## Data records
..........
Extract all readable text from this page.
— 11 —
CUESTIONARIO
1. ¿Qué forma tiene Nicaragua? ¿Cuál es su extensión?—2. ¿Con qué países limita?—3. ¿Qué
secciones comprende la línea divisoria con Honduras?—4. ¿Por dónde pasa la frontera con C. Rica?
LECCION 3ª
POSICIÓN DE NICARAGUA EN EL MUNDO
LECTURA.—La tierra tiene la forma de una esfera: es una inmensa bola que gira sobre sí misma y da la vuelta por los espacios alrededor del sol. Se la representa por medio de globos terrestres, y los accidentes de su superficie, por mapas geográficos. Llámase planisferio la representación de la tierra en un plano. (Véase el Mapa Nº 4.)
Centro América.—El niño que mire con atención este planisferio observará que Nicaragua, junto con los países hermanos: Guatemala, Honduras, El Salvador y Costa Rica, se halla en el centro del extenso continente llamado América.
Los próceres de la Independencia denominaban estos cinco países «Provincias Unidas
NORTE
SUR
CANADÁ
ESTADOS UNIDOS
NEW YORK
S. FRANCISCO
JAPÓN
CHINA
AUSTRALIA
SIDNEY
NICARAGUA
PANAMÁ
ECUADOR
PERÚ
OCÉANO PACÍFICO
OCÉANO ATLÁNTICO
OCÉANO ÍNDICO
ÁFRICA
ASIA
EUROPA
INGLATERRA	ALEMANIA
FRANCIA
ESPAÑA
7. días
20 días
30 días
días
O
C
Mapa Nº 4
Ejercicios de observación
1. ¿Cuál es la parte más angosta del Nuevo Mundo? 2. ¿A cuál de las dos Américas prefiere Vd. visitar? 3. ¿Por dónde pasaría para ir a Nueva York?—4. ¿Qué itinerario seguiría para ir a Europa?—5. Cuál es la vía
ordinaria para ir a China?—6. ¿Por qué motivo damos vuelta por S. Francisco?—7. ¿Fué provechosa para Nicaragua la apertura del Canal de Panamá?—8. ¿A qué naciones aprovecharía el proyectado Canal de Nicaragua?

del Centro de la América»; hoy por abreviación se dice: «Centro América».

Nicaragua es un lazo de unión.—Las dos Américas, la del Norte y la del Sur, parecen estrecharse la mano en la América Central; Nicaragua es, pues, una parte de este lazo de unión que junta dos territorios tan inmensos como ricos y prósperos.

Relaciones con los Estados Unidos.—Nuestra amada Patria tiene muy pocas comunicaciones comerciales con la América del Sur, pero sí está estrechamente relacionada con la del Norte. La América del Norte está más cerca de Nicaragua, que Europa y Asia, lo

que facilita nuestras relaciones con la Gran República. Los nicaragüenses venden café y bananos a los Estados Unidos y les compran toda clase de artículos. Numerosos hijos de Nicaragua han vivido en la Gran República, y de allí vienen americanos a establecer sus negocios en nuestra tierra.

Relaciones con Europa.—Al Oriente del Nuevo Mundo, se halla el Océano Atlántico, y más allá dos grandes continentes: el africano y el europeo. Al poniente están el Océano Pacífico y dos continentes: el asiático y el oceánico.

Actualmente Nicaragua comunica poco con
..........
## Work to complete
Write out every line from the records above, word for word.

## Exercise output
Extract all readable text from this page.
— 11 —
CUESTIONARIO
1. ¿Qué forma tiene Nicaragua? ¿Cuál es su extensión?—2. ¿Con qué países limita?—3. ¿Qué
secciones comprende la línea divisoria con Honduras?—4. ¿Por dónde pasa la frontera con C. Rica?
LECCION 3ª
POSICIÓN DE NICARAGUA EN EL MUNDO
LECTURA.—La tierra tiene la forma de una esfera: es una inmensa bola que gira sobre sí misma y da la vuelta por los espacios alrededor del sol. Se la representa por medio de globos terrestres, y los accidentes de su superficie, por mapas geográficos. Llámase planisferio la representación de la tierra en un plano. (Véase el Mapa Nº 4.)
Centro América.—El niño que mire con atención este planisferio observará que Nicaragua, junto con los países hermanos: Guatemala, Honduras, El Salvador y Costa Rica, se halla en el centro del extenso continente llamado América.
Los próceres de la Independencia denominaban estos cinco países «Provincias Unidas
NORTE
SUR
CANADÁ
ESTADOS UNIDOS
NEW YORK
S. FRANCISCO
JAPÓN
CHINA
AUSTRALIA
SIDNEY
NICARAGUA
PANAMÁ
ECUADOR
PERÚ
OCÉANO PACÍFICO
OCÉANO ATLÁNTICO
OCÉANO ÍNDICO
ÁFRICA
ASIA
EUROPA
INGLATERRA	ALEMANIA
FRANCIA
ESPAÑA
7. días
20 días
30 días
días
O
C
Mapa Nº 4
Ejercicios de observación
1. ¿Cuál es la parte más angosta del Nuevo Mundo? 2. ¿A cuál de las dos Américas prefiere Vd. visitar? 3. ¿Por dónde pasaría para ir a Nueva York?—4. ¿Qué itinerario seguiría para ir a Europa?—5. Cuál es la vía
ordinaria para ir a China?—6. ¿Por qué motivo damos vuelta por S. Francisco?—7. ¿Fué provechosa para Nicaragua la apertura del Canal de Panamá?—8. ¿A qué naciones aprovecharía el proyectado Canal de Nicaragua?

del Centro de la América»; hoy por abreviación se dice: «Centro América».

Nicaragua es un lazo de unión.—Las dos Américas, la del Norte y la del Sur, parecen estrecharse la mano en la América Central; Nicaragua es, pues, una parte de este lazo de unión que junta dos territorios tan inmensos como ricos y prósperos.

Relaciones con los Estados Unidos.—Nuestra amada Patria tiene muy pocas comunicaciones comerciales con la América del Sur, pero sí está estrechamente relacionada con la del Norte. La América del Norte está más cerca de Nicaragua, que Europa y Asia, lo

que facilita nuestras relaciones con la Gran República. Los nicaragüenses venden café y bananos a los Estados Unidos y les compran toda clase de artículos. Numerosos hijos de Nicaragua han vivido en la Gran República, y de allí vienen americanos a establecer sus negocios en nuestra tierra.

Relaciones con Europa.—Al Oriente del Nuevo Mundo, se halla el Océano Atlántico, y más allá dos grandes continentes: el africano y el europeo. Al poniente están el Océano Pacífico y dos continentes: el asiático y el oceánico.

Actualmente Nicaragua comunica poco con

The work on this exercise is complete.